Dataset items:
== == ==

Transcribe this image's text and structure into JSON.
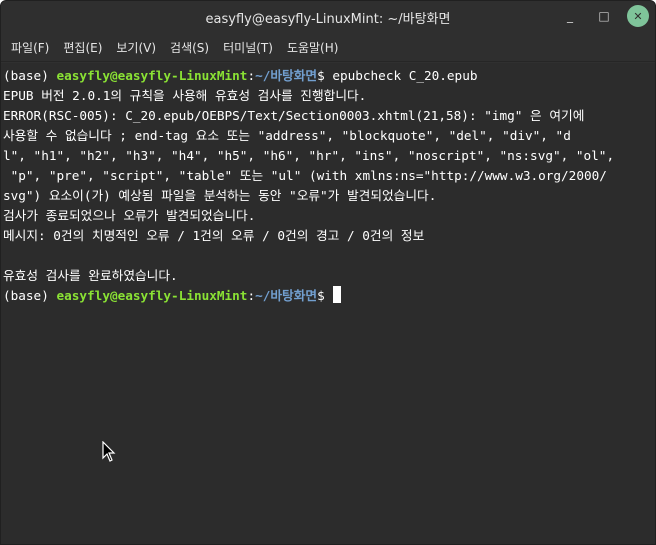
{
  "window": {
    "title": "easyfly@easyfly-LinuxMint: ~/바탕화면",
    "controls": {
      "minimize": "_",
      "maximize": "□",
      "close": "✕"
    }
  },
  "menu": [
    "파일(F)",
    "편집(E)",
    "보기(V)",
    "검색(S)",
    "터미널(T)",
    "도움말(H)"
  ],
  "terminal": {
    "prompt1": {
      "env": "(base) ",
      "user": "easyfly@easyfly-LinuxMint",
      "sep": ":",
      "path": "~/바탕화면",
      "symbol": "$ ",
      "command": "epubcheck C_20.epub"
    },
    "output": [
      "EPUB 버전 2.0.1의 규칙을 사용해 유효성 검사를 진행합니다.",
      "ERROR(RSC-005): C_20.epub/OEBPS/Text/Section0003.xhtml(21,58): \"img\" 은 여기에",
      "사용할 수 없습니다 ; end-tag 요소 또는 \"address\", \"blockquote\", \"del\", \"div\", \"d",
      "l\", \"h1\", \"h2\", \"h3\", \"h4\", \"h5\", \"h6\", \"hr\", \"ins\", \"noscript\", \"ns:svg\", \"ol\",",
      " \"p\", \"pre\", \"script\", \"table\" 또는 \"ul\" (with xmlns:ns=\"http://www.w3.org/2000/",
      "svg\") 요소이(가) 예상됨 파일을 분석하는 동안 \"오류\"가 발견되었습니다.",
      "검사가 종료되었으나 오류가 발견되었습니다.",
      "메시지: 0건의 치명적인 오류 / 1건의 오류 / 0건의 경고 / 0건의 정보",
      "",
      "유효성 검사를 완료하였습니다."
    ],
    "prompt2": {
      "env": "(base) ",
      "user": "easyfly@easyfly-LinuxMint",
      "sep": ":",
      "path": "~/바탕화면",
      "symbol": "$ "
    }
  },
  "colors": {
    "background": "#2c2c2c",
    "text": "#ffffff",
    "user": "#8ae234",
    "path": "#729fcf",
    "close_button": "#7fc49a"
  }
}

== == ==

Reproduce every line exactly and omit all pictures.

● FINAL RESULT
Transcribe this image's text and structure into JSON.
{
  "window": {
    "title": "easyfly@easyfly-LinuxMint: ~/바탕화면",
    "controls": {
      "minimize": "_",
      "maximize": "□",
      "close": "✕"
    }
  },
  "menu": [
    "파일(F)",
    "편집(E)",
    "보기(V)",
    "검색(S)",
    "터미널(T)",
    "도움말(H)"
  ],
  "terminal": {
    "prompt1": {
      "env": "(base) ",
      "user": "easyfly@easyfly-LinuxMint",
      "sep": ":",
      "path": "~/바탕화면",
      "symbol": "$ ",
      "command": "epubcheck C_20.epub"
    },
    "output": [
      "EPUB 버전 2.0.1의 규칙을 사용해 유효성 검사를 진행합니다.",
      "ERROR(RSC-005): C_20.epub/OEBPS/Text/Section0003.xhtml(21,58): \"img\" 은 여기에",
      "사용할 수 없습니다 ; end-tag 요소 또는 \"address\", \"blockquote\", \"del\", \"div\", \"d",
      "l\", \"h1\", \"h2\", \"h3\", \"h4\", \"h5\", \"h6\", \"hr\", \"ins\", \"noscript\", \"ns:svg\", \"ol\",",
      " \"p\", \"pre\", \"script\", \"table\" 또는 \"ul\" (with xmlns:ns=\"http://www.w3.org/2000/",
      "svg\") 요소이(가) 예상됨 파일을 분석하는 동안 \"오류\"가 발견되었습니다.",
      "검사가 종료되었으나 오류가 발견되었습니다.",
      "메시지: 0건의 치명적인 오류 / 1건의 오류 / 0건의 경고 / 0건의 정보",
      "",
      "유효성 검사를 완료하였습니다."
    ],
    "prompt2": {
      "env": "(base) ",
      "user": "easyfly@easyfly-LinuxMint",
      "sep": ":",
      "path": "~/바탕화면",
      "symbol": "$ "
    }
  },
  "colors": {
    "background": "#2c2c2c",
    "text": "#ffffff",
    "user": "#8ae234",
    "path": "#729fcf",
    "close_button": "#7fc49a"
  }
}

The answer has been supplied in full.